(Extracted data entries)
———

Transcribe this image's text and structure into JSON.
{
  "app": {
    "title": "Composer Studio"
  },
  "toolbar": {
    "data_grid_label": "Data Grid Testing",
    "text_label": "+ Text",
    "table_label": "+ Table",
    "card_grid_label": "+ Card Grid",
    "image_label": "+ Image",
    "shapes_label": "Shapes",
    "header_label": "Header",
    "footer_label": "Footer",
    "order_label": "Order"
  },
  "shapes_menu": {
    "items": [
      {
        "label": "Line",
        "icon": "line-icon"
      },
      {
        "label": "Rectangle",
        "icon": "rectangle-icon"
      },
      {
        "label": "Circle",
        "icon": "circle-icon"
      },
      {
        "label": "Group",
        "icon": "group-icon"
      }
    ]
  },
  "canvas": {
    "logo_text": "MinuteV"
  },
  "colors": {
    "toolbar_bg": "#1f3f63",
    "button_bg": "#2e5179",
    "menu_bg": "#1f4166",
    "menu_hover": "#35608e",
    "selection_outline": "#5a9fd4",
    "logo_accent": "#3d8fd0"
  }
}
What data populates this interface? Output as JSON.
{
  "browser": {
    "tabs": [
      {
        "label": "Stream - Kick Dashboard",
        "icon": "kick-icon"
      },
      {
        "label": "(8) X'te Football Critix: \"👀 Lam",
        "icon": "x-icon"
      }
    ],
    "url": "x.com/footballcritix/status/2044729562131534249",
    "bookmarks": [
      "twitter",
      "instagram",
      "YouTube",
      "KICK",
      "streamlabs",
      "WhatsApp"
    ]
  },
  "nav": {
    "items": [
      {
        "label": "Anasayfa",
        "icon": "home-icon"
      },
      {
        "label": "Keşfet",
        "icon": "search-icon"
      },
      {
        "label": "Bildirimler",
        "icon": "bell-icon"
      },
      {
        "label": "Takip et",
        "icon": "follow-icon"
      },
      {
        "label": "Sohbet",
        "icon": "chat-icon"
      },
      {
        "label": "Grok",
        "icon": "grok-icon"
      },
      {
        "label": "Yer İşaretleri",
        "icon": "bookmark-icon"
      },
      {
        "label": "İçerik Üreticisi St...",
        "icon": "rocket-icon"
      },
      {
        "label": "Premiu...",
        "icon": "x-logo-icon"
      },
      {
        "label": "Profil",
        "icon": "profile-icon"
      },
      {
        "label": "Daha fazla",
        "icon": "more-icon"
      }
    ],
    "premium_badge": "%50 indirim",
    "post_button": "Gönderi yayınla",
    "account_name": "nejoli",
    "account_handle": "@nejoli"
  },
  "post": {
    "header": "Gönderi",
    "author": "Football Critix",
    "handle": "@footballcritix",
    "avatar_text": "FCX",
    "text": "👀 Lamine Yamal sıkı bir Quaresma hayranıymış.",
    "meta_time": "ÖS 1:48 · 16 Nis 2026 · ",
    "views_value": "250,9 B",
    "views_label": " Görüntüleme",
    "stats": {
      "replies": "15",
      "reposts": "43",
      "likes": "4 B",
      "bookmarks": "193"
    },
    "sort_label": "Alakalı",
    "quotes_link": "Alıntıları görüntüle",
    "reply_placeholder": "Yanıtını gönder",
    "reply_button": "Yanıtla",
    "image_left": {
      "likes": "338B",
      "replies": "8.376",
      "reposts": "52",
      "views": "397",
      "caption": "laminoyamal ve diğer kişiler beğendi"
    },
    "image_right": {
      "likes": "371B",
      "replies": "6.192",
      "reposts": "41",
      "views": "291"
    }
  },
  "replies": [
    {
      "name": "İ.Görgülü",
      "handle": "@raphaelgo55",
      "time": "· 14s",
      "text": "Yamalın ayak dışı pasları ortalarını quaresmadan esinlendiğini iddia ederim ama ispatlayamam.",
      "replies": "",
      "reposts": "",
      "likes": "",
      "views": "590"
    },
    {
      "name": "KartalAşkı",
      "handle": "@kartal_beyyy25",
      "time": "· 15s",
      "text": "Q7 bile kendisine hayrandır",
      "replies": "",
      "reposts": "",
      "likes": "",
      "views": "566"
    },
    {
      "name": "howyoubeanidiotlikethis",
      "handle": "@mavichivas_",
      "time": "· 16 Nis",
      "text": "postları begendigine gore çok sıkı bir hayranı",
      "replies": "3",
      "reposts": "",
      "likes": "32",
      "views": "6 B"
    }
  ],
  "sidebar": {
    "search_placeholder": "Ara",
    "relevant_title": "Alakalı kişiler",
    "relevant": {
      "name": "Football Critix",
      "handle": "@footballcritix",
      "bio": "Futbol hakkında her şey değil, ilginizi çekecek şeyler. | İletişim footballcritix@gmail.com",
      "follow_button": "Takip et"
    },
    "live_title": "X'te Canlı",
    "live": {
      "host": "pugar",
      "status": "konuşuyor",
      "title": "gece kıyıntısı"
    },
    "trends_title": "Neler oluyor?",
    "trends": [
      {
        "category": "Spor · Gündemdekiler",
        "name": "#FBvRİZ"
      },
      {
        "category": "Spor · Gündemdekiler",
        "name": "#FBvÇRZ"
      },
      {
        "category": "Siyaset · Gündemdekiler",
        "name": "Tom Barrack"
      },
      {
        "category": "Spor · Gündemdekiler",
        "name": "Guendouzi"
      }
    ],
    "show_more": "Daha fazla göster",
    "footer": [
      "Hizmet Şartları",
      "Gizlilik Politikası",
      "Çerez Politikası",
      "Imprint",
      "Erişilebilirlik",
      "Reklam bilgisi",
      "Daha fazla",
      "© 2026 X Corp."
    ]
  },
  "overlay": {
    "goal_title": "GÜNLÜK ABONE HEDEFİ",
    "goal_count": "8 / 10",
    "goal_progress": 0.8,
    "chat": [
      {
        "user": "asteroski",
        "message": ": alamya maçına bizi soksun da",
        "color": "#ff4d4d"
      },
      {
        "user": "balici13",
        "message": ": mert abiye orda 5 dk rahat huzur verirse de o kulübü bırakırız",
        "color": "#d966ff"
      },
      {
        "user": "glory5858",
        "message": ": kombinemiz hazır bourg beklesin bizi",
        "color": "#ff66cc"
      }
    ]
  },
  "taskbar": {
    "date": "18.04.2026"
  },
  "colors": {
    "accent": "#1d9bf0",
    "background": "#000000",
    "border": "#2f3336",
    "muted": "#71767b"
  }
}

———

## Task directions
Print all of the entries again, exactly as written.

## Expected answer
Transcribe this image's text and structure into JSON.
{
  "app": {
    "title": "Composer Studio"
  },
  "toolbar": {
    "data_grid_label": "Data Grid Testing",
    "text_label": "+ Text",
    "table_label": "+ Table",
    "card_grid_label": "+ Card Grid",
    "image_label": "+ Image",
    "shapes_label": "Shapes",
    "header_label": "Header",
    "footer_label": "Footer",
    "order_label": "Order"
  },
  "shapes_menu": {
    "items": [
      {
        "label": "Line",
        "icon": "line-icon"
      },
      {
        "label": "Rectangle",
        "icon": "rectangle-icon"
      },
      {
        "label": "Circle",
        "icon": "circle-icon"
      },
      {
        "label": "Group",
        "icon": "group-icon"
      }
    ]
  },
  "canvas": {
    "logo_text": "MinuteV"
  },
  "colors": {
    "toolbar_bg": "#1f3f63",
    "button_bg": "#2e5179",
    "menu_bg": "#1f4166",
    "menu_hover": "#35608e",
    "selection_outline": "#5a9fd4",
    "logo_accent": "#3d8fd0"
  }
}
What data populates this interface? Output as JSON.
{
  "browser": {
    "tabs": [
      {
        "label": "Stream - Kick Dashboard",
        "icon": "kick-icon"
      },
      {
        "label": "(8) X'te Football Critix: \"👀 Lam",
        "icon": "x-icon"
      }
    ],
    "url": "x.com/footballcritix/status/2044729562131534249",
    "bookmarks": [
      "twitter",
      "instagram",
      "YouTube",
      "KICK",
      "streamlabs",
      "WhatsApp"
    ]
  },
  "nav": {
    "items": [
      {
        "label": "Anasayfa",
        "icon": "home-icon"
      },
      {
        "label": "Keşfet",
        "icon": "search-icon"
      },
      {
        "label": "Bildirimler",
        "icon": "bell-icon"
      },
      {
        "label": "Takip et",
        "icon": "follow-icon"
      },
      {
        "label": "Sohbet",
        "icon": "chat-icon"
      },
      {
        "label": "Grok",
        "icon": "grok-icon"
      },
      {
        "label": "Yer İşaretleri",
        "icon": "bookmark-icon"
      },
      {
        "label": "İçerik Üreticisi St...",
        "icon": "rocket-icon"
      },
      {
        "label": "Premiu...",
        "icon": "x-logo-icon"
      },
      {
        "label": "Profil",
        "icon": "profile-icon"
      },
      {
        "label": "Daha fazla",
        "icon": "more-icon"
      }
    ],
    "premium_badge": "%50 indirim",
    "post_button": "Gönderi yayınla",
    "account_name": "nejoli",
    "account_handle": "@nejoli"
  },
  "post": {
    "header": "Gönderi",
    "author": "Football Critix",
    "handle": "@footballcritix",
    "avatar_text": "FCX",
    "text": "👀 Lamine Yamal sıkı bir Quaresma hayranıymış.",
    "meta_time": "ÖS 1:48 · 16 Nis 2026 · ",
    "views_value": "250,9 B",
    "views_label": " Görüntüleme",
    "stats": {
      "replies": "15",
      "reposts": "43",
      "likes": "4 B",
      "bookmarks": "193"
    },
    "sort_label": "Alakalı",
    "quotes_link": "Alıntıları görüntüle",
    "reply_placeholder": "Yanıtını gönder",
    "reply_button": "Yanıtla",
    "image_left": {
      "likes": "338B",
      "replies": "8.376",
      "reposts": "52",
      "views": "397",
      "caption": "laminoyamal ve diğer kişiler beğendi"
    },
    "image_right": {
      "likes": "371B",
      "replies": "6.192",
      "reposts": "41",
      "views": "291"
    }
  },
  "replies": [
    {
      "name": "İ.Görgülü",
      "handle": "@raphaelgo55",
      "time": "· 14s",
      "text": "Yamalın ayak dışı pasları ortalarını quaresmadan esinlendiğini iddia ederim ama ispatlayamam.",
      "replies": "",
      "reposts": "",
      "likes": "",
      "views": "590"
    },
    {
      "name": "KartalAşkı",
      "handle": "@kartal_beyyy25",
      "time": "· 15s",
      "text": "Q7 bile kendisine hayrandır",
      "replies": "",
      "reposts": "",
      "likes": "",
      "views": "566"
    },
    {
      "name": "howyoubeanidiotlikethis",
      "handle": "@mavichivas_",
      "time": "· 16 Nis",
      "text": "postları begendigine gore çok sıkı bir hayranı",
      "replies": "3",
      "reposts": "",
      "likes": "32",
      "views": "6 B"
    }
  ],
  "sidebar": {
    "search_placeholder": "Ara",
    "relevant_title": "Alakalı kişiler",
    "relevant": {
      "name": "Football Critix",
      "handle": "@footballcritix",
      "bio": "Futbol hakkında her şey değil, ilginizi çekecek şeyler. | İletişim footballcritix@gmail.com",
      "follow_button": "Takip et"
    },
    "live_title": "X'te Canlı",
    "live": {
      "host": "pugar",
      "status": "konuşuyor",
      "title": "gece kıyıntısı"
    },
    "trends_title": "Neler oluyor?",
    "trends": [
      {
        "category": "Spor · Gündemdekiler",
        "name": "#FBvRİZ"
      },
      {
        "category": "Spor · Gündemdekiler",
        "name": "#FBvÇRZ"
      },
      {
        "category": "Siyaset · Gündemdekiler",
        "name": "Tom Barrack"
      },
      {
        "category": "Spor · Gündemdekiler",
        "name": "Guendouzi"
      }
    ],
    "show_more": "Daha fazla göster",
    "footer": [
      "Hizmet Şartları",
      "Gizlilik Politikası",
      "Çerez Politikası",
      "Imprint",
      "Erişilebilirlik",
      "Reklam bilgisi",
      "Daha fazla",
      "© 2026 X Corp."
    ]
  },
  "overlay": {
    "goal_title": "GÜNLÜK ABONE HEDEFİ",
    "goal_count": "8 / 10",
    "goal_progress": 0.8,
    "chat": [
      {
        "user": "asteroski",
        "message": ": alamya maçına bizi soksun da",
        "color": "#ff4d4d"
      },
      {
        "user": "balici13",
        "message": ": mert abiye orda 5 dk rahat huzur verirse de o kulübü bırakırız",
        "color": "#d966ff"
      },
      {
        "user": "glory5858",
        "message": ": kombinemiz hazır bourg beklesin bizi",
        "color": "#ff66cc"
      }
    ]
  },
  "taskbar": {
    "date": "18.04.2026"
  },
  "colors": {
    "accent": "#1d9bf0",
    "background": "#000000",
    "border": "#2f3336",
    "muted": "#71767b"
  }
}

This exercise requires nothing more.